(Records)
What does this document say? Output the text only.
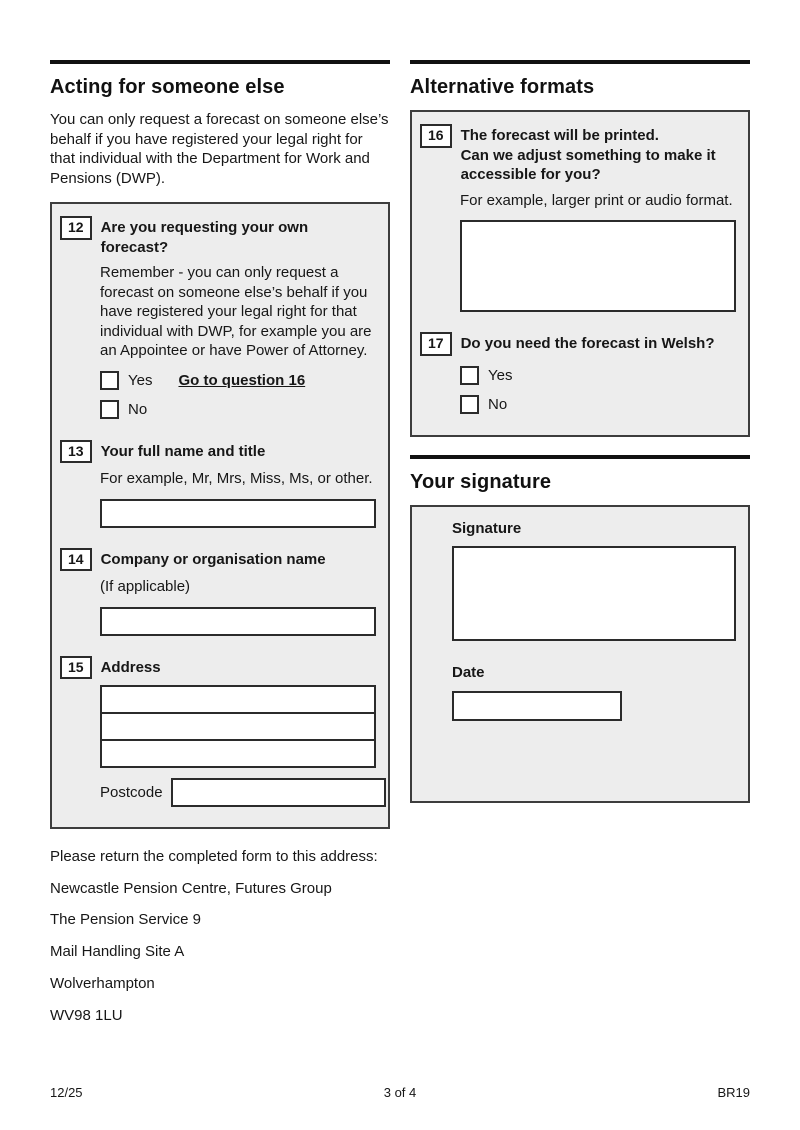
Acting for someone else

You can only request a forecast on someone else’s behalf if you have registered your legal right for that individual with the Department for Work and Pensions (DWP).

12	Are you requesting your own forecast?

Remember - you can only request a forecast on someone else’s behalf if you have registered your legal right for that individual with DWP, for example you are an Appointee or have Power of Attorney.

Yes Go to question 16
No
13	Your full name and title

For example, Mr, Mrs, Miss, Ms, or other.

14	Company or organisation name

(If applicable)

15	Address
Postcode

Please return the completed form to this address:

Newcastle Pension Centre, Futures Group

The Pension Service 9

Mail Handling Site A

Wolverhampton

WV98 1LU

Alternative formats
16	The forecast will be printed.
Can we adjust something to make it
accessible for you?

For example, larger print or audio format.

17	Do you need the forecast in Welsh?
Yes
No
Your signature

Signature

Date

3 of 4
12/25	BR19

**WHAT IS REQUIRED**
Leave the images out, please, and restate each line word for word.

**SOLUTION TO THE EXERCISE**
What does this document say? Output the text only.
Acting for someone else

You can only request a forecast on someone else’s behalf if you have registered your legal right for that individual with the Department for Work and Pensions (DWP).

12	Are you requesting your own forecast?

Remember - you can only request a forecast on someone else’s behalf if you have registered your legal right for that individual with DWP, for example you are an Appointee or have Power of Attorney.

Yes Go to question 16
No
13	Your full name and title

For example, Mr, Mrs, Miss, Ms, or other.

14	Company or organisation name

(If applicable)

15	Address
Postcode

Please return the completed form to this address:

Newcastle Pension Centre, Futures Group

The Pension Service 9

Mail Handling Site A

Wolverhampton

WV98 1LU

Alternative formats
16	The forecast will be printed.
Can we adjust something to make it
accessible for you?

For example, larger print or audio format.

17	Do you need the forecast in Welsh?
Yes
No
Your signature

Signature

Date

3 of 4
12/25	BR19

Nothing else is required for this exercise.